- Exercise description -
Where does the string "古诗文阅读" appear in the records? Copy every line that contains it.

- Given information -
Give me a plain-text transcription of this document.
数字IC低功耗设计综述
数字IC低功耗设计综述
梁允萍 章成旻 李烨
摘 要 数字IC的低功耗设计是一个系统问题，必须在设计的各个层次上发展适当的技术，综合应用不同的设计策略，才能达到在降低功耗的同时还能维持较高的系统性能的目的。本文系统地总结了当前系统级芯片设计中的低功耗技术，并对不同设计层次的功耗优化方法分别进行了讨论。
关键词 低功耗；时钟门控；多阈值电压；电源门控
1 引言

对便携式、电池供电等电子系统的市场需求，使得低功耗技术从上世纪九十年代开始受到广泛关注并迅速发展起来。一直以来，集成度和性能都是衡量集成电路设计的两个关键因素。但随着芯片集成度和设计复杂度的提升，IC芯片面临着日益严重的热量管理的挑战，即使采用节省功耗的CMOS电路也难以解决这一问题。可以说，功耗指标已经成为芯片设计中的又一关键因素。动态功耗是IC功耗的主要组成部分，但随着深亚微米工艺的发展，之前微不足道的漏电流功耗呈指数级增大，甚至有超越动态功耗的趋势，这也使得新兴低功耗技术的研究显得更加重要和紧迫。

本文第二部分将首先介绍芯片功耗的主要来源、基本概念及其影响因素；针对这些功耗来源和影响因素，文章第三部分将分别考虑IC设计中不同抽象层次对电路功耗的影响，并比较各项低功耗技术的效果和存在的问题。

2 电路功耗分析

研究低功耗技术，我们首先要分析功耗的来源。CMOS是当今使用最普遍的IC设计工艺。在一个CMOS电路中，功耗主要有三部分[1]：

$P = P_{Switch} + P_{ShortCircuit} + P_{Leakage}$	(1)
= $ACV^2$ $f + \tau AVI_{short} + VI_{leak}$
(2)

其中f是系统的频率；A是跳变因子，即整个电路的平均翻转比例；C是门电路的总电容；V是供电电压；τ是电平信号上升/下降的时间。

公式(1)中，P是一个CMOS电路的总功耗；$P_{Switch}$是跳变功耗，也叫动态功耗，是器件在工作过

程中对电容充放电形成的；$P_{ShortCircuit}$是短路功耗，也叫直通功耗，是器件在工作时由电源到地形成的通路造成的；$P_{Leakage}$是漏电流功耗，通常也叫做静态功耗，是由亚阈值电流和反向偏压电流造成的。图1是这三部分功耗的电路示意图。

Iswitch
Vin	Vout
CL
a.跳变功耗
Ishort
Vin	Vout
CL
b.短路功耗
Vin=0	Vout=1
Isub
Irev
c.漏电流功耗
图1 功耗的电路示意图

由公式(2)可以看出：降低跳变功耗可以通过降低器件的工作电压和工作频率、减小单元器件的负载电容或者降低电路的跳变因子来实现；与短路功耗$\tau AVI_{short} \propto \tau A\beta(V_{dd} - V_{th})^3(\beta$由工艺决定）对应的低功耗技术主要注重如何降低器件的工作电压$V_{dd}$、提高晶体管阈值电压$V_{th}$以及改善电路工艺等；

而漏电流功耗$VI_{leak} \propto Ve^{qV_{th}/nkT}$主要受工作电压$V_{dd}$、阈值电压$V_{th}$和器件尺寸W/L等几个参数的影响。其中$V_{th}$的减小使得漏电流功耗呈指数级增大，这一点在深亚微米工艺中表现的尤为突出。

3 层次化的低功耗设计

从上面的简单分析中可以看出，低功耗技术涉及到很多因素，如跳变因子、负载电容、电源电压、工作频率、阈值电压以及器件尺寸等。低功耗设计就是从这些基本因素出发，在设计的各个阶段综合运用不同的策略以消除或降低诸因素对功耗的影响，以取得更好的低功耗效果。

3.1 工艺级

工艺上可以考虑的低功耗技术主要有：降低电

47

--

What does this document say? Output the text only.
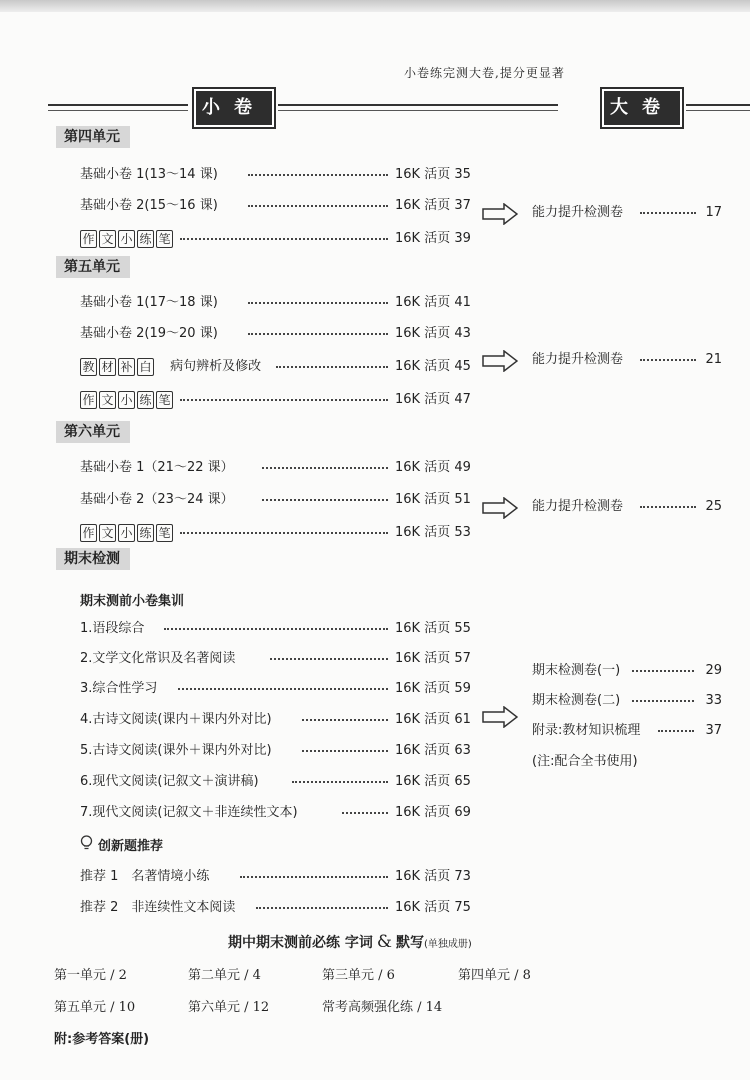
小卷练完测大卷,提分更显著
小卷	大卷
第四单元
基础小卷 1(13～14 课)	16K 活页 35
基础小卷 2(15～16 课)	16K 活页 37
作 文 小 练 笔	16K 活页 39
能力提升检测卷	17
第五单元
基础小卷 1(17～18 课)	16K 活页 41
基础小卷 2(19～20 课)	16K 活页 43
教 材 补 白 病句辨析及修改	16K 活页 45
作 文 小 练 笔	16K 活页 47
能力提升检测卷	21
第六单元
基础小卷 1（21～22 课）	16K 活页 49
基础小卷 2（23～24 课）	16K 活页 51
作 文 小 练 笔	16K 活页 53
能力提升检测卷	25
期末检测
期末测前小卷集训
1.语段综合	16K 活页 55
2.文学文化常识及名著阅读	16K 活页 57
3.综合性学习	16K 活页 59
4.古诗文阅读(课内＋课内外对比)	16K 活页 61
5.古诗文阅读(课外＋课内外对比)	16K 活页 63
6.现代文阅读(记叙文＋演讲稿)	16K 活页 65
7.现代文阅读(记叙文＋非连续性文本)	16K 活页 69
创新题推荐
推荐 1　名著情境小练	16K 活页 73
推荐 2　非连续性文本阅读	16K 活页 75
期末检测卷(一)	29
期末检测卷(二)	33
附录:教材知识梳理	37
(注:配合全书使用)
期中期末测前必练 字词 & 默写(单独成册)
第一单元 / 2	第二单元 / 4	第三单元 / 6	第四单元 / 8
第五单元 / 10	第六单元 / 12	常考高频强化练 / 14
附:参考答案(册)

- Exercise response -
4.古诗文阅读(课内＋课内外对比)	16K 活页 61
5.古诗文阅读(课外＋课内外对比)	16K 活页 63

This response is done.